▶ **PROVIDED DATA**
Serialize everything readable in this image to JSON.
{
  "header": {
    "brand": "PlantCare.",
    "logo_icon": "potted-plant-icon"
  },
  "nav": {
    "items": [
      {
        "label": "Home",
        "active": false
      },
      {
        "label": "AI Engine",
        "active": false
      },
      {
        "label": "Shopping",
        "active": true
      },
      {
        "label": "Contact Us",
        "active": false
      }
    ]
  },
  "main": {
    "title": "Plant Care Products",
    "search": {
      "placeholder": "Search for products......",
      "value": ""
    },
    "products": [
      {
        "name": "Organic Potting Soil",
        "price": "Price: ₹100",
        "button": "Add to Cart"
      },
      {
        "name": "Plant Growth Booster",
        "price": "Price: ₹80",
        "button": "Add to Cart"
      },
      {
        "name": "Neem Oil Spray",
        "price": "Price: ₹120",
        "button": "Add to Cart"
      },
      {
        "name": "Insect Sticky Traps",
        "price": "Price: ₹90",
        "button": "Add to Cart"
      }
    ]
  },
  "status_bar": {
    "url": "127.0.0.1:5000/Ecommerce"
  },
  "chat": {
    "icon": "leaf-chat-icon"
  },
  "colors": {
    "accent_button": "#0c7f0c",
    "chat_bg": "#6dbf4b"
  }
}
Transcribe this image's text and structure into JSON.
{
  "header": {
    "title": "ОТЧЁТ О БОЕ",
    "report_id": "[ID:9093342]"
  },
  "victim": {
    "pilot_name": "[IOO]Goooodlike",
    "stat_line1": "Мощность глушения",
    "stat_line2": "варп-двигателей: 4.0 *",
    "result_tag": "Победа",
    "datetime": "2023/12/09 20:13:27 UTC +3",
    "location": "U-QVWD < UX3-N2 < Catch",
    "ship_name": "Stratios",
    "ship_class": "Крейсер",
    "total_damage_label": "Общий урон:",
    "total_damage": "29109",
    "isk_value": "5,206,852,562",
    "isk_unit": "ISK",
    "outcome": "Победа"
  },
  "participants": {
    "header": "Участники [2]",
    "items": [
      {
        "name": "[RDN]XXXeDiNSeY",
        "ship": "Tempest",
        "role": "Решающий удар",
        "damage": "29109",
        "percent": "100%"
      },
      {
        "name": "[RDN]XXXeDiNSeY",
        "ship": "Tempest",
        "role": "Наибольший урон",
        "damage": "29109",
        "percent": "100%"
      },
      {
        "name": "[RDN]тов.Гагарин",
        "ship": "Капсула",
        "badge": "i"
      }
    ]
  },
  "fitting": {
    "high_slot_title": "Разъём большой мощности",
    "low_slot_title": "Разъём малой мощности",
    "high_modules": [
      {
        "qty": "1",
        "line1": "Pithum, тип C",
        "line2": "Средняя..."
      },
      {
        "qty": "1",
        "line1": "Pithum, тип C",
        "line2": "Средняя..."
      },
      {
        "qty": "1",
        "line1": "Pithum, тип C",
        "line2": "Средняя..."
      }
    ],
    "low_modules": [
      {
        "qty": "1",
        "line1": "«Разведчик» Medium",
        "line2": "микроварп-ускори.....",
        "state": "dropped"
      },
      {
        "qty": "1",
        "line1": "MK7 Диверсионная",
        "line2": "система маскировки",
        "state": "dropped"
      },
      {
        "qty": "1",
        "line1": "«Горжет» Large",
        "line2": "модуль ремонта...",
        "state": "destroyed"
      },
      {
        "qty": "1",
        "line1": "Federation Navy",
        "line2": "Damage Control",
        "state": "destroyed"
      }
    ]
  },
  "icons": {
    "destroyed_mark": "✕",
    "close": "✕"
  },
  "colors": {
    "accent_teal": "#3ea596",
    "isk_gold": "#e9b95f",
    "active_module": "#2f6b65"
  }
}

▶ **WHAT IS EXPECTED**
Copy out all of the records shown above exactly.

▶ **CORRECT RESULT**
Serialize everything readable in this image to JSON.
{
  "header": {
    "brand": "PlantCare.",
    "logo_icon": "potted-plant-icon"
  },
  "nav": {
    "items": [
      {
        "label": "Home",
        "active": false
      },
      {
        "label": "AI Engine",
        "active": false
      },
      {
        "label": "Shopping",
        "active": true
      },
      {
        "label": "Contact Us",
        "active": false
      }
    ]
  },
  "main": {
    "title": "Plant Care Products",
    "search": {
      "placeholder": "Search for products......",
      "value": ""
    },
    "products": [
      {
        "name": "Organic Potting Soil",
        "price": "Price: ₹100",
        "button": "Add to Cart"
      },
      {
        "name": "Plant Growth Booster",
        "price": "Price: ₹80",
        "button": "Add to Cart"
      },
      {
        "name": "Neem Oil Spray",
        "price": "Price: ₹120",
        "button": "Add to Cart"
      },
      {
        "name": "Insect Sticky Traps",
        "price": "Price: ₹90",
        "button": "Add to Cart"
      }
    ]
  },
  "status_bar": {
    "url": "127.0.0.1:5000/Ecommerce"
  },
  "chat": {
    "icon": "leaf-chat-icon"
  },
  "colors": {
    "accent_button": "#0c7f0c",
    "chat_bg": "#6dbf4b"
  }
}
Transcribe this image's text and structure into JSON.
{
  "header": {
    "title": "ОТЧЁТ О БОЕ",
    "report_id": "[ID:9093342]"
  },
  "victim": {
    "pilot_name": "[IOO]Goooodlike",
    "stat_line1": "Мощность глушения",
    "stat_line2": "варп-двигателей: 4.0 *",
    "result_tag": "Победа",
    "datetime": "2023/12/09 20:13:27 UTC +3",
    "location": "U-QVWD < UX3-N2 < Catch",
    "ship_name": "Stratios",
    "ship_class": "Крейсер",
    "total_damage_label": "Общий урон:",
    "total_damage": "29109",
    "isk_value": "5,206,852,562",
    "isk_unit": "ISK",
    "outcome": "Победа"
  },
  "participants": {
    "header": "Участники [2]",
    "items": [
      {
        "name": "[RDN]XXXeDiNSeY",
        "ship": "Tempest",
        "role": "Решающий удар",
        "damage": "29109",
        "percent": "100%"
      },
      {
        "name": "[RDN]XXXeDiNSeY",
        "ship": "Tempest",
        "role": "Наибольший урон",
        "damage": "29109",
        "percent": "100%"
      },
      {
        "name": "[RDN]тов.Гагарин",
        "ship": "Капсула",
        "badge": "i"
      }
    ]
  },
  "fitting": {
    "high_slot_title": "Разъём большой мощности",
    "low_slot_title": "Разъём малой мощности",
    "high_modules": [
      {
        "qty": "1",
        "line1": "Pithum, тип C",
        "line2": "Средняя..."
      },
      {
        "qty": "1",
        "line1": "Pithum, тип C",
        "line2": "Средняя..."
      },
      {
        "qty": "1",
        "line1": "Pithum, тип C",
        "line2": "Средняя..."
      }
    ],
    "low_modules": [
      {
        "qty": "1",
        "line1": "«Разведчик» Medium",
        "line2": "микроварп-ускори.....",
        "state": "dropped"
      },
      {
        "qty": "1",
        "line1": "MK7 Диверсионная",
        "line2": "система маскировки",
        "state": "dropped"
      },
      {
        "qty": "1",
        "line1": "«Горжет» Large",
        "line2": "модуль ремонта...",
        "state": "destroyed"
      },
      {
        "qty": "1",
        "line1": "Federation Navy",
        "line2": "Damage Control",
        "state": "destroyed"
      }
    ]
  },
  "icons": {
    "destroyed_mark": "✕",
    "close": "✕"
  },
  "colors": {
    "accent_teal": "#3ea596",
    "isk_gold": "#e9b95f",
    "active_module": "#2f6b65"
  }
}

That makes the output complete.